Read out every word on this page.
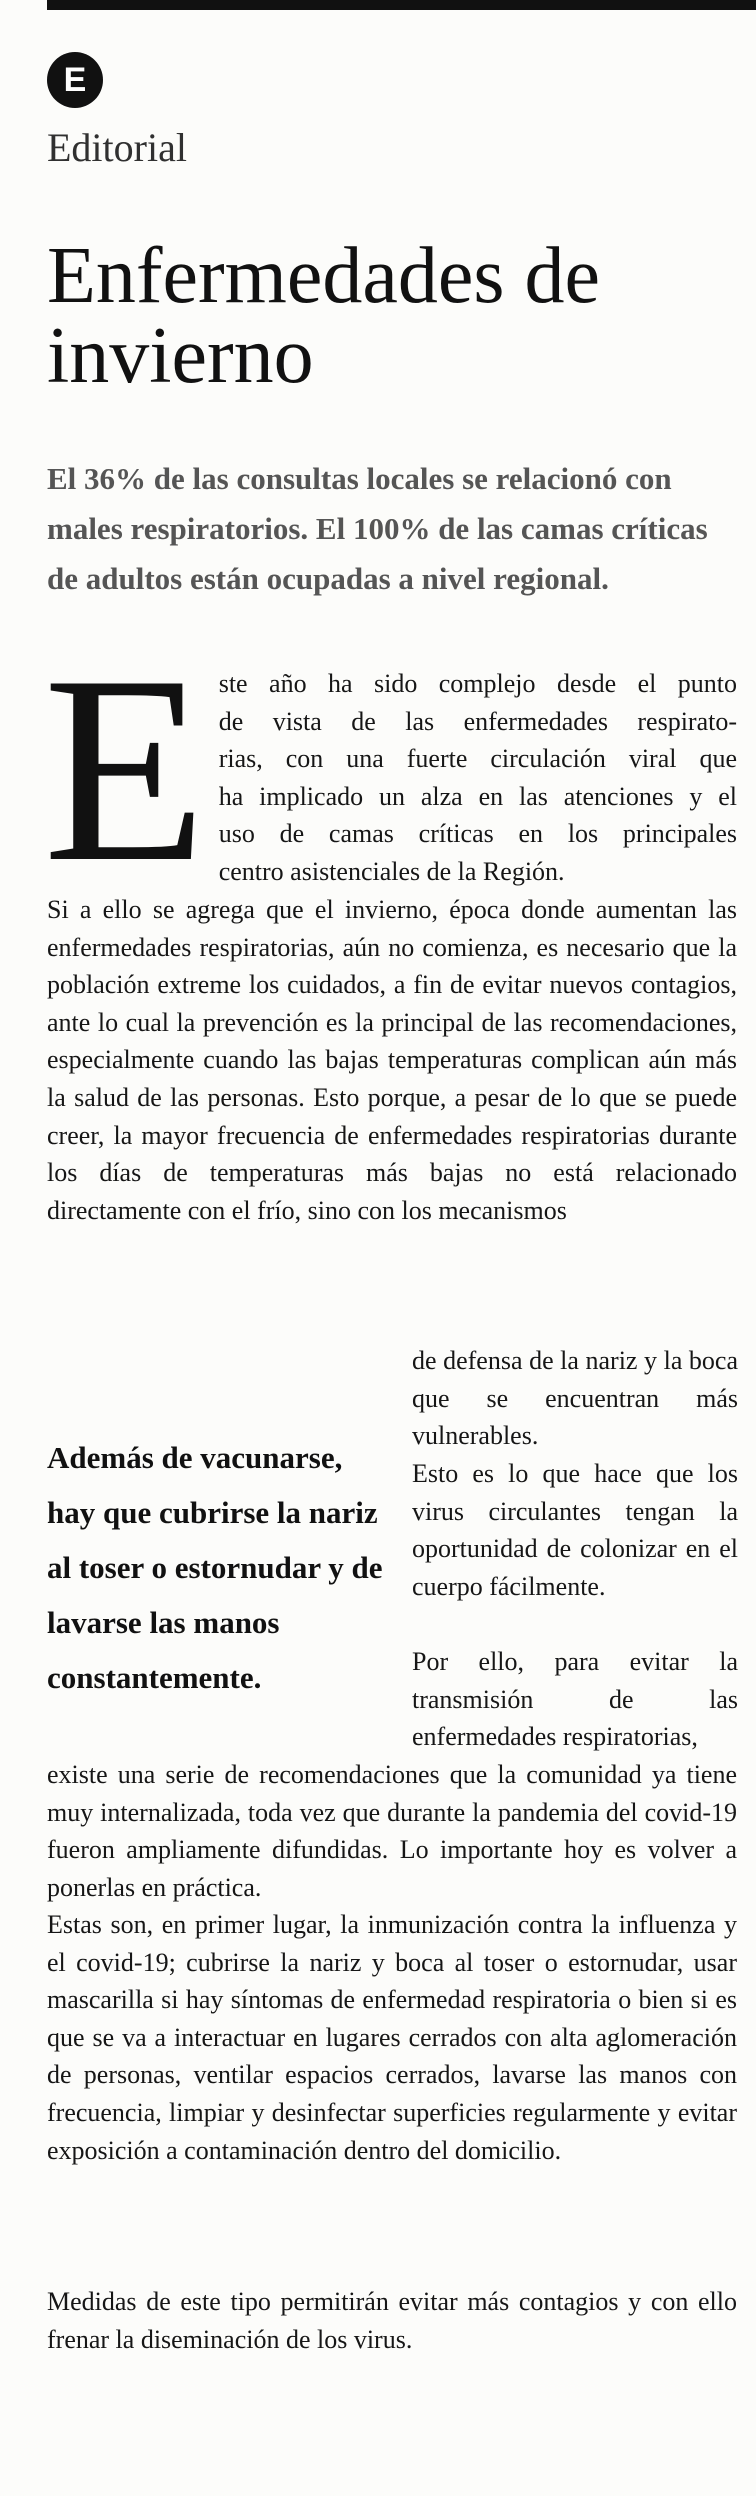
E
Editorial
Enfermedades de invierno

El 36% de las consultas locales se relacionó con males respiratorios. El 100% de las camas críticas de adultos están ocupadas a nivel regional.

E ste año ha sido complejo desde el punto
de vista de las enfermedades respirato-
rias, con una fuerte circulación viral que
ha implicado un alza en las atenciones y el
uso de camas críticas en los principales
centro asistenciales de la Región.

Si a ello se agrega que el invierno, época donde aumentan las enfermedades respiratorias, aún no comienza, es necesario que la población extreme los cuidados, a fin de evitar nuevos contagios, ante lo cual la prevención es la principal de las recomendaciones, especialmente cuando las bajas temperaturas complican aún más la salud de las personas. Esto porque, a pesar de lo que se puede creer, la mayor frecuencia de enfermedades respiratorias durante los días de temperaturas más bajas no está relacionado directamente con el frío, sino con los mecanismos

Además de vacunarse, hay que cubrirse la nariz al toser o estornudar y de lavarse las manos constantemente.

de defensa de la nariz y la boca que se encuentran más vulnerables.

Esto es lo que hace que los virus circulantes tengan la oportunidad de colonizar en el cuerpo fácilmente.

Por ello, para evitar la transmisión de las enfermedades respiratorias,

existe una serie de recomendaciones que la comunidad ya tiene muy internalizada, toda vez que durante la pandemia del covid-19 fueron ampliamente difundidas. Lo importante hoy es volver a ponerlas en práctica.

Estas son, en primer lugar, la inmunización contra la influenza y el covid-19; cubrirse la nariz y boca al toser o estornudar, usar mascarilla si hay síntomas de enfermedad respiratoria o bien si es que se va a interactuar en lugares cerrados con alta aglomeración de personas, ventilar espacios cerrados, lavarse las manos con frecuencia, limpiar y desinfectar superficies regularmente y evitar exposición a contaminación dentro del domicilio.

Medidas de este tipo permitirán evitar más contagios y con ello frenar la diseminación de los virus.
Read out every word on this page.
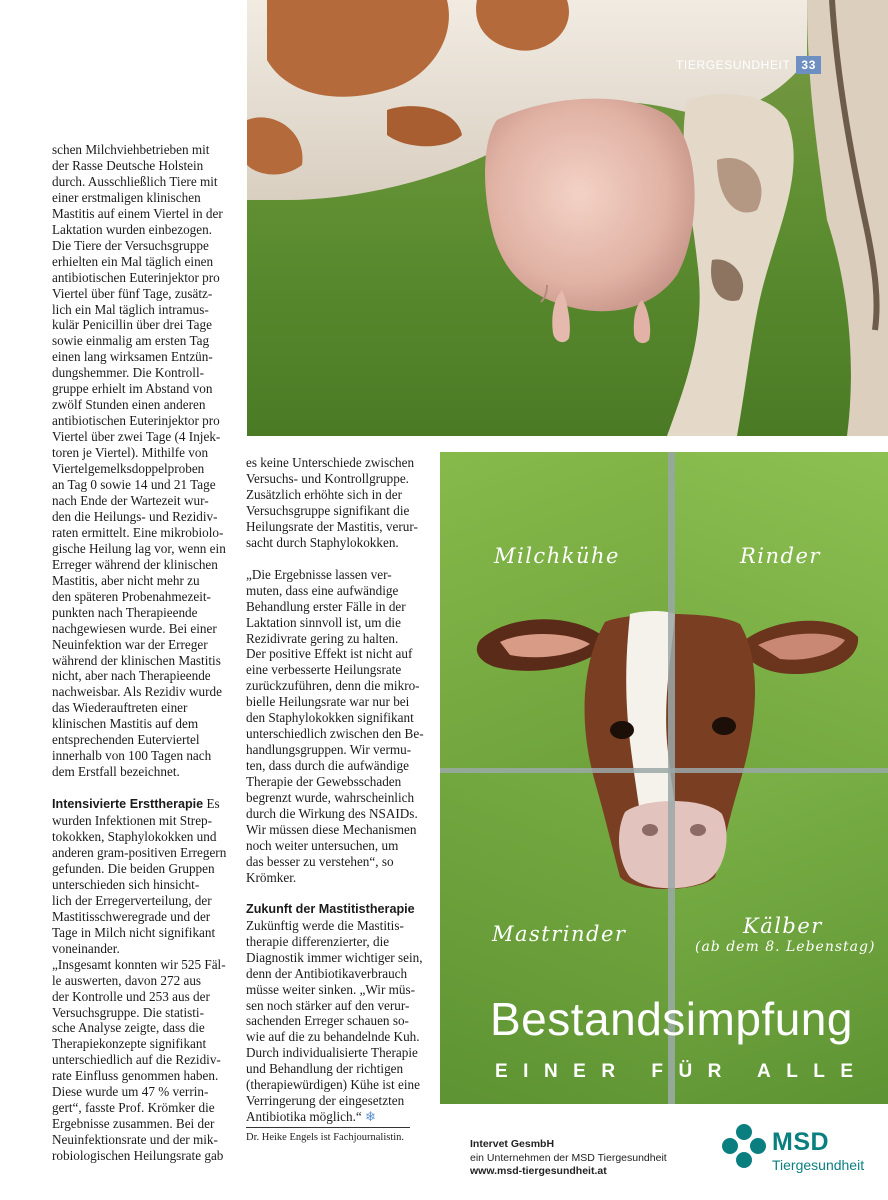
TIERGESUNDHEIT 33

schen Milchviehbetrieben mit
der Rasse Deutsche Holstein
durch. Ausschließlich Tiere mit
einer erstmaligen klinischen
Mastitis auf einem Viertel in der
Laktation wurden einbezogen.
Die Tiere der Versuchsgruppe
erhielten ein Mal täglich einen
antibiotischen Euterinjektor pro
Viertel über fünf Tage, zusätz-
lich ein Mal täglich intramus-
kulär Penicillin über drei Tage
sowie einmalig am ersten Tag
einen lang wirksamen Entzün-
dungshemmer. Die Kontroll-
gruppe erhielt im Abstand von
zwölf Stunden einen anderen
antibiotischen Euterinjektor pro
Viertel über zwei Tage (4 Injek-
toren je Viertel). Mithilfe von
Viertelgemelksdoppelproben
an Tag 0 sowie 14 und 21 Tage
nach Ende der Wartezeit wur-
den die Heilungs- und Rezidiv-
raten ermittelt. Eine mikrobiolo-
gische Heilung lag vor, wenn ein
Erreger während der klinischen
Mastitis, aber nicht mehr zu
den späteren Probenahmezeit-
punkten nach Therapieende
nachgewiesen wurde. Bei einer
Neuinfektion war der Erreger
während der klinischen Mastitis
nicht, aber nach Therapieende
nachweisbar. Als Rezidiv wurde
das Wiederauftreten einer
klinischen Mastitis auf dem
entsprechenden Euterviertel
innerhalb von 100 Tagen nach
dem Erstfall bezeichnet.

Intensivierte Ersttherapie Es
wurden Infektionen mit Strep-
tokokken, Staphylokokken und
anderen gram-positiven Erregern
gefunden. Die beiden Gruppen
unterschieden sich hinsicht-
lich der Erregerverteilung, der
Mastitisschweregrade und der
Tage in Milch nicht signifikant
voneinander.

„Insgesamt konnten wir 525 Fäl-
le auswerten, davon 272 aus
der Kontrolle und 253 aus der
Versuchsgruppe. Die statisti-
sche Analyse zeigte, dass die
Therapiekonzepte signifikant
unterschiedlich auf die Rezidiv-
rate Einfluss genommen haben.
Diese wurde um 47 % verrin-
gert“, fasste Prof. Krömker die
Ergebnisse zusammen. Bei der
Neuinfektionsrate und der mik-
robiologischen Heilungsrate gab

es keine Unterschiede zwischen
Versuchs- und Kontrollgruppe.
Zusätzlich erhöhte sich in der
Versuchsgruppe signifikant die
Heilungsrate der Mastitis, verur-
sacht durch Staphylokokken.

„Die Ergebnisse lassen ver-
muten, dass eine aufwändige
Behandlung erster Fälle in der
Laktation sinnvoll ist, um die
Rezidivrate gering zu halten.
Der positive Effekt ist nicht auf
eine verbesserte Heilungsrate
zurückzuführen, denn die mikro-
bielle Heilungsrate war nur bei
den Staphylokokken signifikant
unterschiedlich zwischen den Be-
handlungsgruppen. Wir vermu-
ten, dass durch die aufwändige
Therapie der Gewebsschaden
begrenzt wurde, wahrscheinlich
durch die Wirkung des NSAIDs.
Wir müssen diese Mechanismen
noch weiter untersuchen, um
das besser zu verstehen“, so
Krömker.

Zukunft der Mastitistherapie

Zukünftig werde die Mastitis-
therapie differenzierter, die
Diagnostik immer wichtiger sein,
denn der Antibiotikaverbrauch
müsse weiter sinken. „Wir müs-
sen noch stärker auf den verur-
sachenden Erreger schauen so-
wie auf die zu behandelnde Kuh.
Durch individualisierte Therapie
und Behandlung der richtigen
(therapiewürdigen) Kühe ist eine
Verringerung der eingesetzten
Antibiotika möglich.“ ❄

Dr. Heike Engels ist Fachjournalistin.
Milchkühe	Rinder
Mastrinder	Kälber
(ab dem 8. Lebenstag)
Bestandsimpfung
EINER FÜR ALLE
Intervet GesmbH
ein Unternehmen der MSD Tiergesundheit
www.msd-tiergesundheit.at
MSD
Tiergesundheit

....

What to work on: What lines in the material above include "virus"? Copy every one of them.

Solution to the exercise:
Esto es lo que hace que los virus circulantes tengan la oportunidad de colonizar en el cuerpo fácilmente.
Medidas de este tipo permitirán evitar más contagios y con ello frenar la diseminación de los virus.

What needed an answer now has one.